— BEGIN THE INPUT —

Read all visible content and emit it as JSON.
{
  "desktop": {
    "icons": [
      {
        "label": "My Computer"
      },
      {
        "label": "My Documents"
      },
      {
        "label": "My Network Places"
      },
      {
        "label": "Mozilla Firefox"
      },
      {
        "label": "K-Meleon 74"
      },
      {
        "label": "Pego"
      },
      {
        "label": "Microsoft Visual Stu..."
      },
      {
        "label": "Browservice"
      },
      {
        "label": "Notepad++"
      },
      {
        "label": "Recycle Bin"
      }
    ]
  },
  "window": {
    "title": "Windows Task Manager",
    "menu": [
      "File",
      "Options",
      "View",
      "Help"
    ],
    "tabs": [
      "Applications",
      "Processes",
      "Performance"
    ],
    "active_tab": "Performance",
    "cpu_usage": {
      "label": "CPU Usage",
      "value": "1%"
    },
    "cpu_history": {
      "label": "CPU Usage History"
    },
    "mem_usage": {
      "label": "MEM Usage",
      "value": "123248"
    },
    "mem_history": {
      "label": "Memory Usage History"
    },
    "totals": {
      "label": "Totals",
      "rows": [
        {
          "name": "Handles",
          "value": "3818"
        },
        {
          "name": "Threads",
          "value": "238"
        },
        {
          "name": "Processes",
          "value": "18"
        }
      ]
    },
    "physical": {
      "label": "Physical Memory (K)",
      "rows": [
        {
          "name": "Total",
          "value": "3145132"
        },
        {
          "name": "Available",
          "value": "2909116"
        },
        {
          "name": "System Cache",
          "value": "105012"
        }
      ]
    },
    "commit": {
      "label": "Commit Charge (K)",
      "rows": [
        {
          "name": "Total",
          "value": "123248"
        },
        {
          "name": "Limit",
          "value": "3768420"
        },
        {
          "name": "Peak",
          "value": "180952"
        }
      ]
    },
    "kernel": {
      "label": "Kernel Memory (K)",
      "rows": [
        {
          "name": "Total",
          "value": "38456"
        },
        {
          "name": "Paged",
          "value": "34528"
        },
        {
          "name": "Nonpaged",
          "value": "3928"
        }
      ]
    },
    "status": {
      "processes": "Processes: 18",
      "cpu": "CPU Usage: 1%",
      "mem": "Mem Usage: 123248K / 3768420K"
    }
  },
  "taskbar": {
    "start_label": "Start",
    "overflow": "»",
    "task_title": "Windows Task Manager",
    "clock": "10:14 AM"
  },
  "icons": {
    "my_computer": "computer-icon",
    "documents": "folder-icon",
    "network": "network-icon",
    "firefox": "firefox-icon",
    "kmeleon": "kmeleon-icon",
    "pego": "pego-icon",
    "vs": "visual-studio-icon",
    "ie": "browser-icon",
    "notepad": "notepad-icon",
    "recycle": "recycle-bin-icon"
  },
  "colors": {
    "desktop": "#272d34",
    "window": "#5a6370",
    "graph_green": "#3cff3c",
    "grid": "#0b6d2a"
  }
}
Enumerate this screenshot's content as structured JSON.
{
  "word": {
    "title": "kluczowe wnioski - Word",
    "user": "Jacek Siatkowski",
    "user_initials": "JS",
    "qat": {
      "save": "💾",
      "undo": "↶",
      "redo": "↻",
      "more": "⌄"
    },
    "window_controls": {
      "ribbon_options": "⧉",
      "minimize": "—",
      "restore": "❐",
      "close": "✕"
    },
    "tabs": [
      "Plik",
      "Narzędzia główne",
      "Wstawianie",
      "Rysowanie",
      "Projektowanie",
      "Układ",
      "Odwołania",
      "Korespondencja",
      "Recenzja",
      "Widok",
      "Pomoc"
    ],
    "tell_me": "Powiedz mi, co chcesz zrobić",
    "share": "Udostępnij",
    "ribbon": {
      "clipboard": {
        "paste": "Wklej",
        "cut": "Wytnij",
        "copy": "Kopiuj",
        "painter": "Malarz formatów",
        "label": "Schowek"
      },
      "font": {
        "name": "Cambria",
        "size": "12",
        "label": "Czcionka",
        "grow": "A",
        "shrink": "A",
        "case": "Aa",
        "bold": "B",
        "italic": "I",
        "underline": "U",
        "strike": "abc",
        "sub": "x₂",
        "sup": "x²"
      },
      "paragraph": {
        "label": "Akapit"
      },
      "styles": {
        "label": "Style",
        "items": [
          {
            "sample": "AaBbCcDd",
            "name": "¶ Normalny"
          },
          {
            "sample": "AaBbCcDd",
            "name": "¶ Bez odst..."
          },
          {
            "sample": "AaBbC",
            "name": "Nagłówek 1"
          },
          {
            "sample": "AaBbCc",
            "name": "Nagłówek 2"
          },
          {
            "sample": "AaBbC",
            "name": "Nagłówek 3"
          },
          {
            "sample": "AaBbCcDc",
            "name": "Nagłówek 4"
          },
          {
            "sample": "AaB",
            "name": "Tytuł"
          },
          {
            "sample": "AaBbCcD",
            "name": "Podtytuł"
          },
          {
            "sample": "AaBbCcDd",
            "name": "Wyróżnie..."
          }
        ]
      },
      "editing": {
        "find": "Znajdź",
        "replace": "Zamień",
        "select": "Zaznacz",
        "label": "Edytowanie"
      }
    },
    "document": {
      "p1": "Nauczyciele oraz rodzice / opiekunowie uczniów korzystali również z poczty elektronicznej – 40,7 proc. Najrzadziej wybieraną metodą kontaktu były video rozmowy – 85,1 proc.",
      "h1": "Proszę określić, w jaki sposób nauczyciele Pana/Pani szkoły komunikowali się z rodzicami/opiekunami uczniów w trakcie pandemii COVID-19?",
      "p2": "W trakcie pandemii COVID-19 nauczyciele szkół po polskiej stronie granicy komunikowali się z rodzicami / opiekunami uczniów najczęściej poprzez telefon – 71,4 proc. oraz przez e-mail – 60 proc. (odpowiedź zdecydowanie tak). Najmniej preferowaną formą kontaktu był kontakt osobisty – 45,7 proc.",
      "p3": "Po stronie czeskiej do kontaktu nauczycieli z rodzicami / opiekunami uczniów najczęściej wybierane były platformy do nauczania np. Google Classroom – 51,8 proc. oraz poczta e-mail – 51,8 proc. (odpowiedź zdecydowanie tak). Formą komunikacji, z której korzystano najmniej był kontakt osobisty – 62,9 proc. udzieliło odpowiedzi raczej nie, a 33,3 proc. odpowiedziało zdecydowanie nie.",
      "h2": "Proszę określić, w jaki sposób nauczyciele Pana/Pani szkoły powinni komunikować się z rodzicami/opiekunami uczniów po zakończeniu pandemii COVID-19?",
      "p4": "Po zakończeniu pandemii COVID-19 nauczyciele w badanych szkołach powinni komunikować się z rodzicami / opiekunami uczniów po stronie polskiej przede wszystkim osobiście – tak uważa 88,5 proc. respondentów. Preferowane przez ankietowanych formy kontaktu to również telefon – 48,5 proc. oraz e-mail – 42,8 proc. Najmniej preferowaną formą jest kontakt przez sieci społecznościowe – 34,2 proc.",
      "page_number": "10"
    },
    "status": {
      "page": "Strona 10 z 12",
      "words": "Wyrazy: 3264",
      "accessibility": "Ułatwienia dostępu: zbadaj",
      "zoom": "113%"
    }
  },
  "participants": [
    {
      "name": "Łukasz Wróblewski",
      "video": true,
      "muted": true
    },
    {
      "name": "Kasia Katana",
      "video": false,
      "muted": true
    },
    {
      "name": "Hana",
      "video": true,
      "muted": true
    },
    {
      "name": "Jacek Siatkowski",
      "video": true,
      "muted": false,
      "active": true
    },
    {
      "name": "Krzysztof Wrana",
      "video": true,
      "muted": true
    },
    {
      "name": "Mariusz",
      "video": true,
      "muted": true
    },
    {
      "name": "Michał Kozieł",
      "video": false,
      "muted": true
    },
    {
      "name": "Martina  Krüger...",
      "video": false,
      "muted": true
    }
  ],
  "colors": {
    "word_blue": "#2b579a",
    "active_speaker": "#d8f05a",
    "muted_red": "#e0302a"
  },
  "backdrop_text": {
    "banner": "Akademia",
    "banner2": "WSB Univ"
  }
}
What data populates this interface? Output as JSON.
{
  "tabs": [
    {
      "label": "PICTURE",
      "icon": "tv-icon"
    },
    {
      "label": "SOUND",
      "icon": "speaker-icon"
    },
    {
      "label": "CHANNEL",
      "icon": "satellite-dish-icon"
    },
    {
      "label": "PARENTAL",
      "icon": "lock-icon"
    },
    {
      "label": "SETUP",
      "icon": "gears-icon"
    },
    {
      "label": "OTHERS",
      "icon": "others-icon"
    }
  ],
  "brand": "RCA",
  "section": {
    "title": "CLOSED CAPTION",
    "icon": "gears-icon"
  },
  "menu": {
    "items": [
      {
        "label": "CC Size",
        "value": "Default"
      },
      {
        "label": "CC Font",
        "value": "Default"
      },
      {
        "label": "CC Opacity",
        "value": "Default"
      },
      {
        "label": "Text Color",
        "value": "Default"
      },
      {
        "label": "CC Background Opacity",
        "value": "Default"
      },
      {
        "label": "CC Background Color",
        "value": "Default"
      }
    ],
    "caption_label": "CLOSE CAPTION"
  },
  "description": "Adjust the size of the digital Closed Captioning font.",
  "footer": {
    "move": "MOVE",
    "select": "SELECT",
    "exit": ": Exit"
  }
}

— END THE INPUT —

### EXERCISE DIRECTIONS
Extract the closing run of lines, starting with the one containing "What data populates" and ending at the last, exactly as written.

### EXERCISE RESPONSE
What data populates this interface? Output as JSON.
{
  "tabs": [
    {
      "label": "PICTURE",
      "icon": "tv-icon"
    },
    {
      "label": "SOUND",
      "icon": "speaker-icon"
    },
    {
      "label": "CHANNEL",
      "icon": "satellite-dish-icon"
    },
    {
      "label": "PARENTAL",
      "icon": "lock-icon"
    },
    {
      "label": "SETUP",
      "icon": "gears-icon"
    },
    {
      "label": "OTHERS",
      "icon": "others-icon"
    }
  ],
  "brand": "RCA",
  "section": {
    "title": "CLOSED CAPTION",
    "icon": "gears-icon"
  },
  "menu": {
    "items": [
      {
        "label": "CC Size",
        "value": "Default"
      },
      {
        "label": "CC Font",
        "value": "Default"
      },
      {
        "label": "CC Opacity",
        "value": "Default"
      },
      {
        "label": "Text Color",
        "value": "Default"
      },
      {
        "label": "CC Background Opacity",
        "value": "Default"
      },
      {
        "label": "CC Background Color",
        "value": "Default"
      }
    ],
    "caption_label": "CLOSE CAPTION"
  },
  "description": "Adjust the size of the digital Closed Captioning font.",
  "footer": {
    "move": "MOVE",
    "select": "SELECT",
    "exit": ": Exit"
  }
}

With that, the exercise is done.